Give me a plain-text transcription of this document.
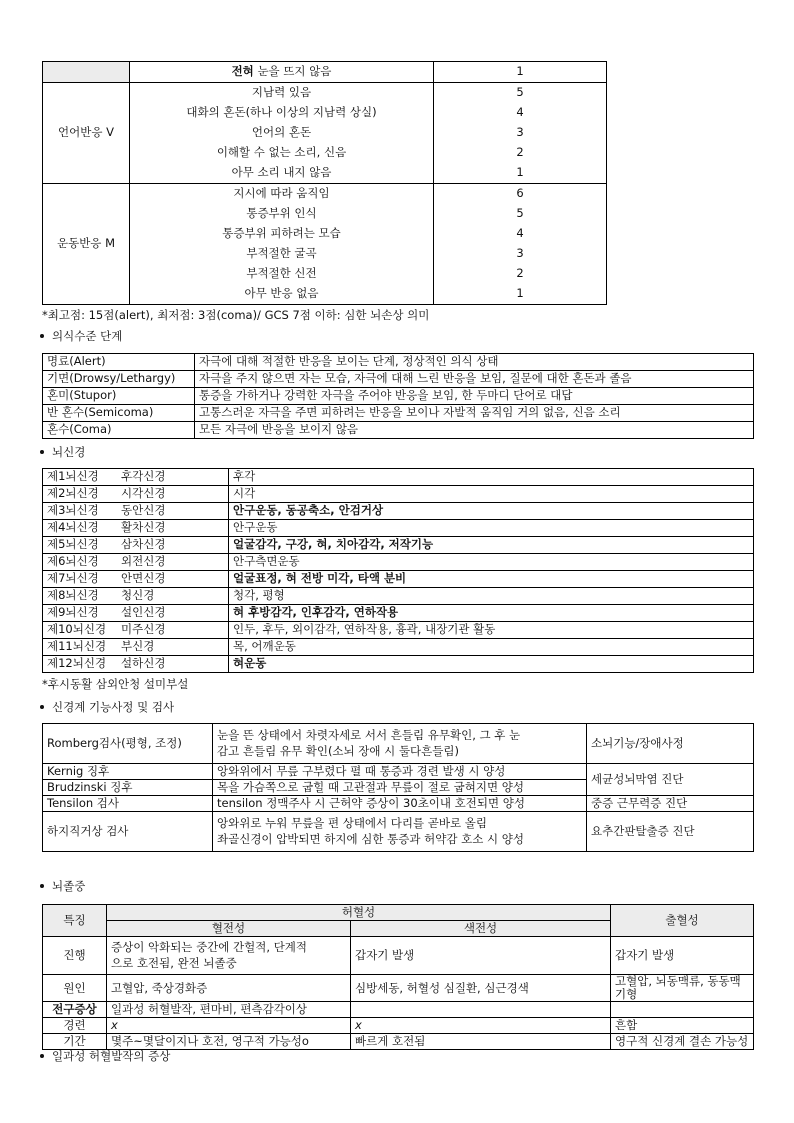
	전혀 눈을 뜨지 않음	1
언어반응 V	지남력 있음	5
	대화의 혼돈(하나 이상의 지남력 상실)	4
	언어의 혼돈	3
	이해할 수 없는 소리, 신음	2
	아무 소리 내지 않음	1
운동반응 M	지시에 따라 움직임	6
	통증부위 인식	5
	통증부위 피하려는 모습	4
	부적절한 굴곡	3
	부적절한 신전	2
	아무 반응 없음	1
*최고점: 15점(alert), 최저점: 3점(coma)/ GCS 7점 이하: 심한 뇌손상 의미
의식수준 단계
명료(Alert)	자극에 대해 적절한 반응을 보이는 단계, 정상적인 의식 상태
기면(Drowsy/Lethargy)	자극을 주지 않으면 자는 모습, 자극에 대해 느린 반응을 보임, 질문에 대한 혼돈과 졸음
혼미(Stupor)	통증을 가하거나 강력한 자극을 주어야 반응을 보임, 한 두마디 단어로 대답
반 혼수(Semicoma)	고통스러운 자극을 주면 피하려는 반응을 보이나 자발적 움직임 거의 없음, 신음 소리
혼수(Coma)	모든 자극에 반응을 보이지 않음
뇌신경
제1뇌신경 후각신경	후각
제2뇌신경 시각신경	시각
제3뇌신경 동안신경	안구운동, 동공축소, 안검거상
제4뇌신경 활차신경	안구운동
제5뇌신경 삼차신경	얼굴감각, 구강, 혀, 치아감각, 저작기능
제6뇌신경 외전신경	안구측면운동
제7뇌신경 안면신경	얼굴표정, 혀 전방 미각, 타액 분비
제8뇌신경 청신경	청각, 평형
제9뇌신경 설인신경	혀 후방감각, 인후감각, 연하작용
제10뇌신경 미주신경	인두, 후두, 외이감각, 연하작용, 흉곽, 내장기관 활동
제11뇌신경 부신경	목, 어깨운동
제12뇌신경 설하신경	혀운동
*후시동활 삼외안청 설미부설
신경계 기능사정 및 검사
Romberg검사(평형, 조정)	눈을 뜬 상태에서 차렷자세로 서서 흔들림 유무확인, 그 후 눈
감고 흔들림 유무 확인(소뇌 장애 시 둘다흔들림)	소뇌기능/장애사정
Kernig 징후	앙와위에서 무릎 구부렸다 펼 때 통증과 경련 발생 시 양성	세균성뇌막염 진단
Brudzinski 징후	목을 가슴쪽으로 굽힐 때 고관절과 무릎이 절로 굽혀지면 양성	
Tensilon 검사	tensilon 정맥주사 시 근허약 증상이 30초이내 호전되면 양성	중증 근무력증 진단
하지직거상 검사	앙와위로 누워 무릎을 편 상태에서 다리를 곧바로 올림
좌골신경이 압박되면 하지에 심한 통증과 허약감 호소 시 양성	요추간판탈출증 진단
뇌졸중
특징	허혈성		출혈성
	혈전성	색전성	
진행	증상이 악화되는 중간에 간헐적, 단계적
으로 호전됨, 완전 뇌졸중	갑자기 발생	갑자기 발생
원인	고혈압, 죽상경화증	심방세동, 허혈성 심질환, 심근경색	고혈압, 뇌동맥류, 동동맥기형
전구증상	일과성 허혈발작, 편마비, 편측감각이상		
경련	x	x	흔함
기간	몇주~몇달이지나 호전, 영구적 가능성o	빠르게 호전됨	영구적 신경계 결손 가능성
일과성 허혈발작의 증상
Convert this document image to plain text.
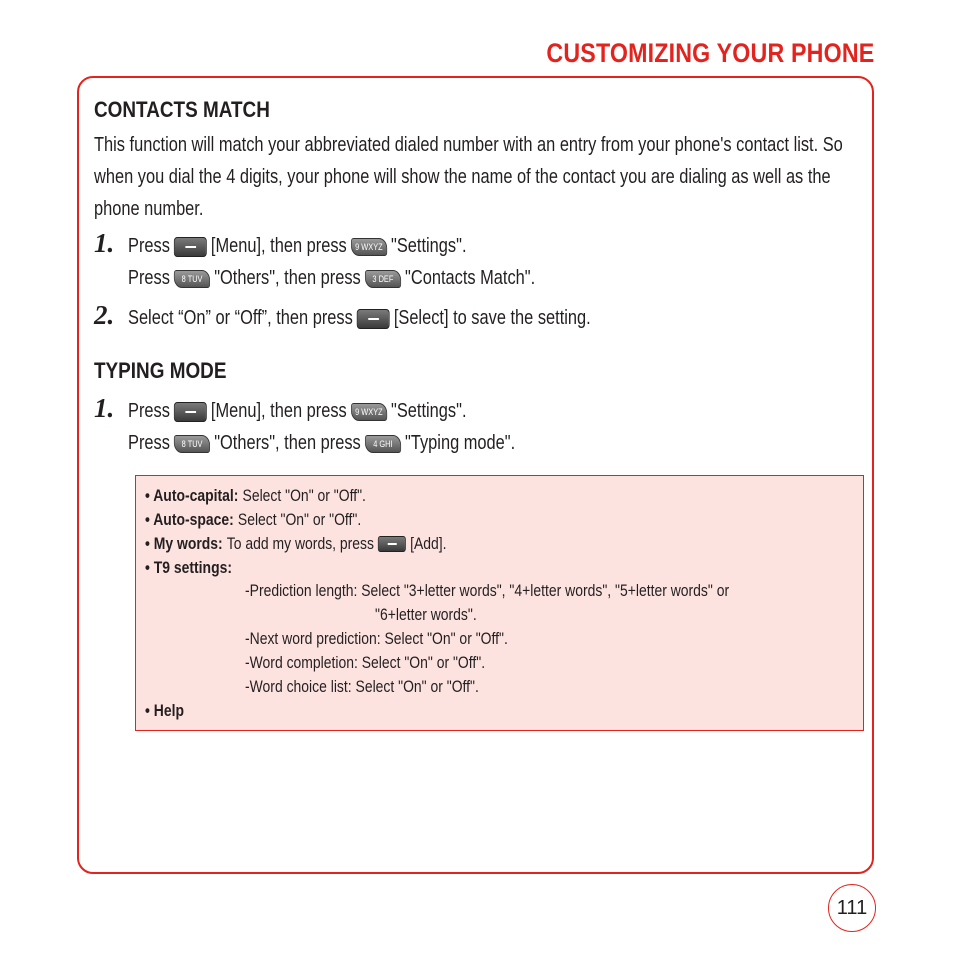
CUSTOMIZING YOUR PHONE
CONTACTS MATCH
This function will match your abbreviated dialed number with an entry from your phone's contact list. So when you dial the 4 digits, your phone will show the name of the contact you are dialing as well as the phone number.
1. Press [Menu], then press 9 WXYZ "Settings".
Press	8 TUV "Others", then press	3 DEF "Contacts Match".
2. Select “On” or “Off”, then press [Select] to save the setting.
TYPING MODE
1. Press [Menu], then press 9 WXYZ "Settings".
Press	8 TUV "Others", then press	4 GHI "Typing mode".
• Auto-capital: Select "On" or "Off".
• Auto-space: Select "On" or "Off".
• My words: To add my words, press [Add].
• T9 settings:
-Prediction length: Select "3+letter words", "4+letter words", "5+letter words" or
"6+letter words".
-Next word prediction: Select "On" or "Off".
-Word completion: Select "On" or "Off".
-Word choice list: Select "On" or "Off".
• Help
111
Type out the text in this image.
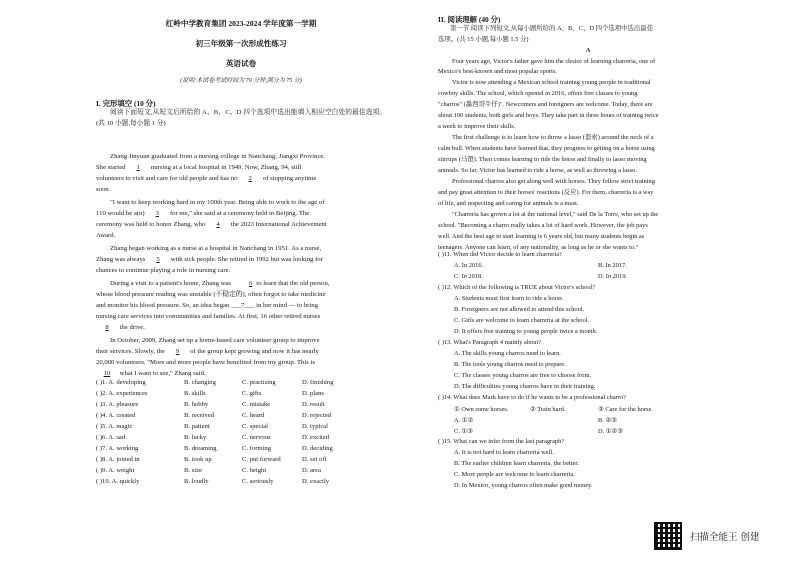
红岭中学教育集团 2023-2024 学年度第一学期
初三年级第一次形成性练习
英语试卷
(说明:本试卷考试时间为 70 分钟,满分为 75 分)
I. 完形填空 (10 分)
阅读下面短文,从短文后所给的 A、B、C、D 四个选项中选出能填入相应空白处的最佳选项。(共 10 小题,每小题 1 分)
Zhang Jinyuan graduated from a nursing college in Nanchang, Jiangxi Province.
She started 1 nursing at a local hospital in 1949. Now, Zhang, 94, still
volunteers to visit and care for old people and has no 2 of stopping anytime
soon.
"I want to keep working hard in my 100th year. Being able to work to the age of
110 would be a(n) 3 for me," she said at a ceremony held in Beijing. The
ceremony was held to honor Zhang, who 4 the 2023 International Achievement
Award.
Zhang began working as a nurse at a hospital in Nanchang in 1951. As a nurse,
Zhang was always 5 with sick people. She retired in 1992 but was looking for
chances to continue playing a role in nursing care.
During a visit to a patient's home, Zhang was 6 to learn that the old person,
whose blood pressure reading was unstable (不稳定的), often forgot to take medicine
and monitor his blood pressure. So, an idea began ___7___ in her mind — to bring
nursing care services into communities and families. At first, 16 other retired nurses
8 the drive.
In October, 2009, Zhang set up a home-based care volunteer group to improve
their services. Slowly, the 9 of the group kept growing and now it has nearly
20,000 volunteers. "More and more people have benefited from my group. This is
10 what I want to see," Zhang said.
( )1. A. developing	B. changing	C. practising	D. finishing
( )2. A. experiences	B. skills	C. gifts	D. plans
( )3. A. pleasure	B. hobby	C. mistake	D. result
( )4. A. created	B. received	C. heard	D. rejected
( )5. A. magic	B. patient	C. special	D. typical
( )6. A. sad	B. lucky	C. nervous	D. excited
( )7. A. working	B. dreaming	C. forming	D. deciding
( )8. A. joined in	B. took up	C. put forward	D. set off
( )9. A. weight	B. size	C. height	D. area
( )10. A. quickly	B. loudly	C. seriously	D. exactly
II. 阅读理解 (40 分)
第一节 阅读下列短文,从每小题所给的 A、B、C、D 四个选项中选出最佳
选项。(共 15 小题,每小题 1.5 分)
A
Four years ago, Victor's father gave him the choice of learning charreria, one of
Mexico's best-known and most popular sports.
Victor is now attending a Mexican school training young people in traditional
cowboy skills. The school, which opened in 2016, offers free classes to young
"charros" (墨西哥牛仔)". Newcomers and foreigners are welcome. Today, there are
about 100 students, both girls and boys. They take part in three hours of training twice
a week to improve their skills.
The first challenge is to learn how to throw a lasso (套索) around the neck of a
calm bull. When students have learned that, they progress to getting on a horse using
stirrups (马镫). Then comes learning to ride the horse and finally to lasso moving
animals. So far, Victor has learned to ride a horse, as well as throwing a lasso.
Professional charros also get along well with horses. They follow strict training
and pay great attention to their horses' reactions (反应). For them, charreria is a way
of life, and respecting and caring for animals is a must.
"Charreria has grown a lot at the national level," said De la Torre, who set up the
school. "Becoming a charro really takes a lot of hard work. However, the job pays
well. And the best age to start learning is 6 years old, but many students begin as
teenagers. Anyone can learn, of any nationality, as long as he or she wants to."
( )11. When did Victor decide to learn charreria?
A. In 2016.	B. In 2017.
C. In 2018.	D. In 2019.
( )12. Which of the following is TRUE about Victor's school?
A. Students must first learn to ride a horse.
B. Foreigners are not allowed to attend this school.
C. Girls are welcome to learn charreria at the school.
D. It offers free training to young people twice a month.
( )13. What's Paragraph 4 mainly about?
A. The skills young charros need to learn.
B. The tools young charros need to prepare.
C. The classes young charros are free to choose from.
D. The difficulties young charros have in their training.
( )14. What does Mark have to do if he wants to be a professional charro?
① Own some horses.	② Train hard.	③ Care for the horse.
A. ①②	B. ②③
C. ①③	D. ①②③
( )15. What can we infer from the last paragraph?
A. It is not hard to learn charreria well.
B. The earlier children learn charreria, the better.
C. More people are welcome to learn charreria.
D. In Mexico, young charros often make good money.
扫描全能王 创建
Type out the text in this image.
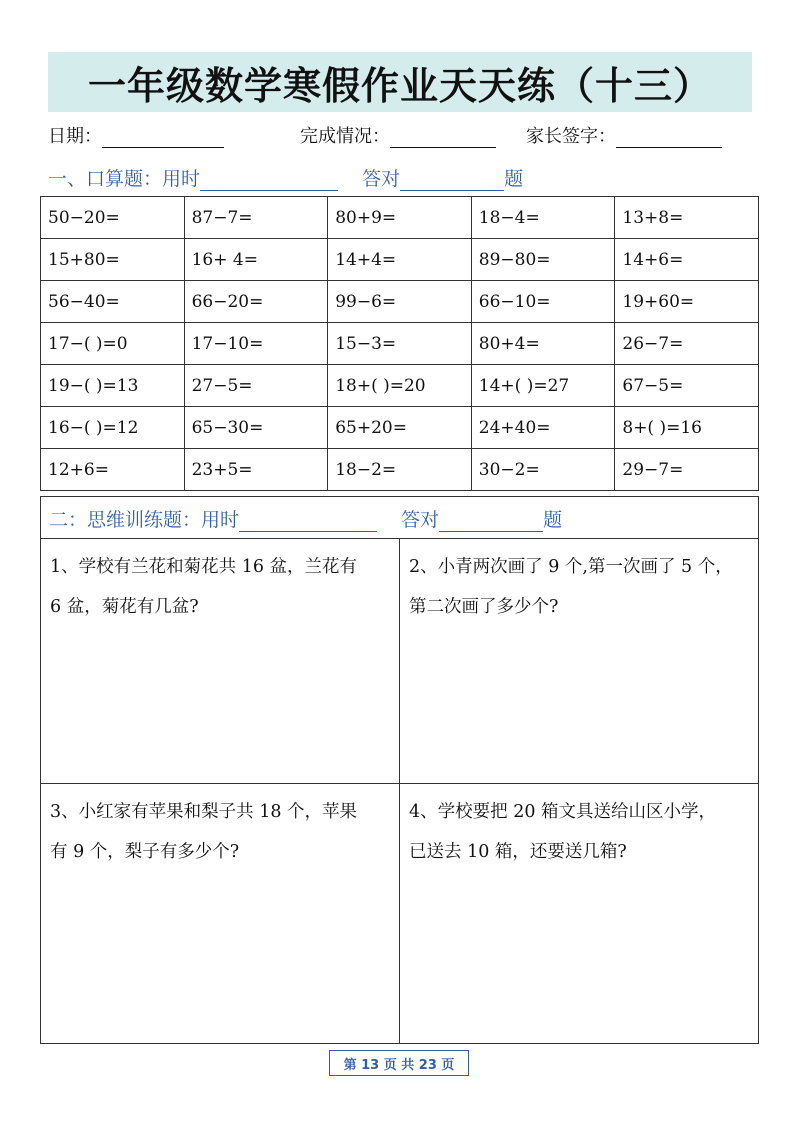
一年级数学寒假作业天天练（十三）
日期：	完成情况：	家长签字：
一、口算题：用时	答对	题
50−20=	87−7=	80+9=	18−4=	13+8=
15+80=	16+ 4=	14+4=	89−80=	14+6=
56−40=	66−20=	99−6=	66−10=	19+60=
17−( )=0	17−10=	15−3=	80+4=	26−7=
19−( )=13	27−5=	18+( )=20	14+( )=27	67−5=
16−( )=12	65−30=	65+20=	24+40=	8+( )=16
12+6=	23+5=	18−2=	30−2=	29−7=
二：思维训练题：用时	答对	题
1、学校有兰花和菊花共 16 盆，兰花有
6 盆，菊花有几盆?
2、小青两次画了 9 个,第一次画了 5 个，
第二次画了多少个?
3、小红家有苹果和梨子共 18 个，苹果
有 9 个，梨子有多少个?
4、学校要把 20 箱文具送给山区小学，
已送去 10 箱，还要送几箱?
第 13 页 共 23 页
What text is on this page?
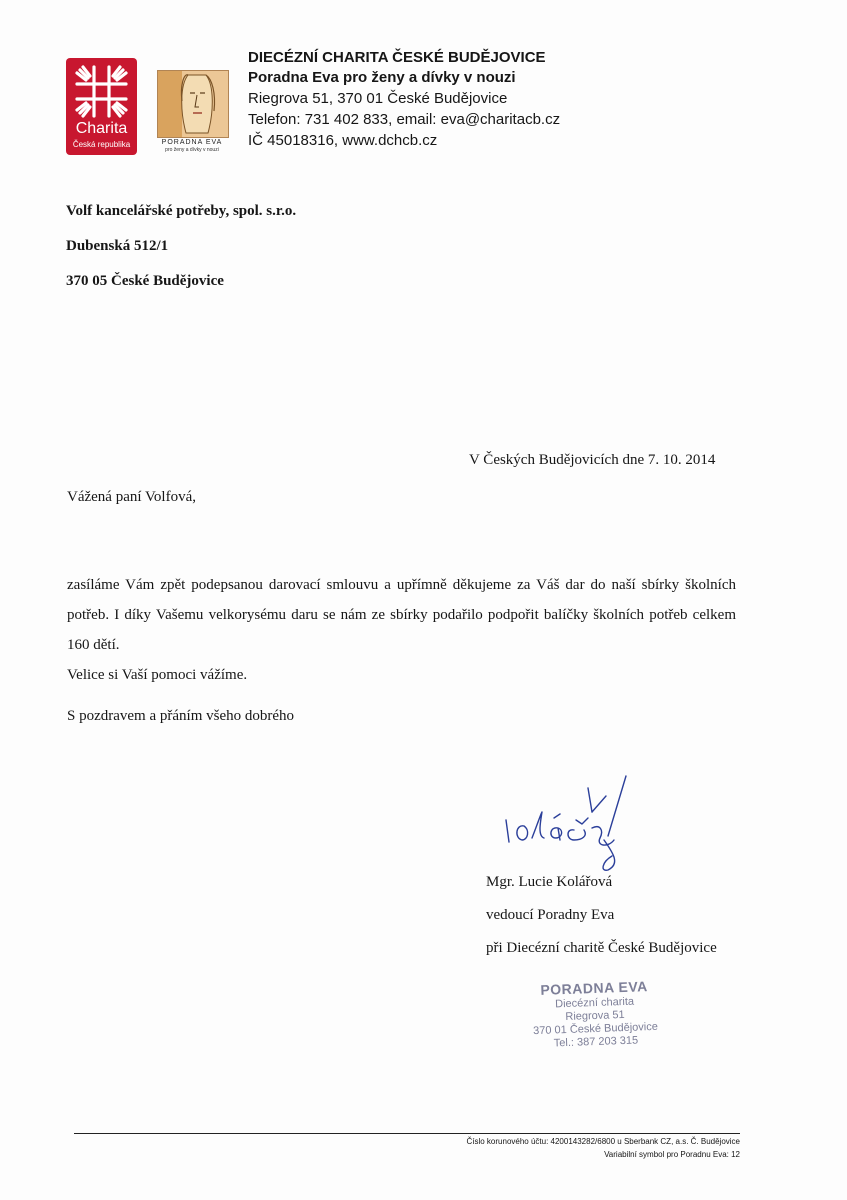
Charita
Česká republika	PORADNA EVA
pro ženy a dívky v nouzi
DIECÉZNÍ CHARITA ČESKÉ BUDĚJOVICE
Poradna Eva pro ženy a dívky v nouzi
Riegrova 51, 370 01 České Budějovice
Telefon: 731 402 833, email: eva@charitacb.cz
IČ 45018316, www.dchcb.cz
Volf kancelářské potřeby, spol. s.r.o.
Dubenská 512/1
370 05 České Budějovice
V Českých Budějovicích dne 7. 10. 2014
Vážená paní Volfová,
zasíláme Vám zpět podepsanou darovací smlouvu a upřímně děkujeme za Váš dar do naší sbírky školních potřeb. I díky Vašemu velkorysému daru se nám ze sbírky podařilo podpořit balíčky školních potřeb celkem 160 dětí.
Velice si Vaší pomoci vážíme.
S pozdravem a přáním všeho dobrého
Mgr. Lucie Kolářová
vedoucí Poradny Eva
při Diecézní charitě České Budějovice
PORADNA EVA
Diecézní charita
Riegrova 51
370 01 České Budějovice
Tel.: 387 203 315
Číslo korunového účtu: 4200143282/6800 u Sberbank CZ, a.s. Č. Budějovice
Variabilní symbol pro Poradnu Eva: 12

#####

● TASK
Which lines above hold the word "skills"? Copy each of them.

● FULL RESPONSE
( )2. A. experiences	B. skills	C. gifts	D. plans
cowboy skills. The school, which opened in 2016, offers free classes to young
a week to improve their skills.
A. The skills young charros need to learn.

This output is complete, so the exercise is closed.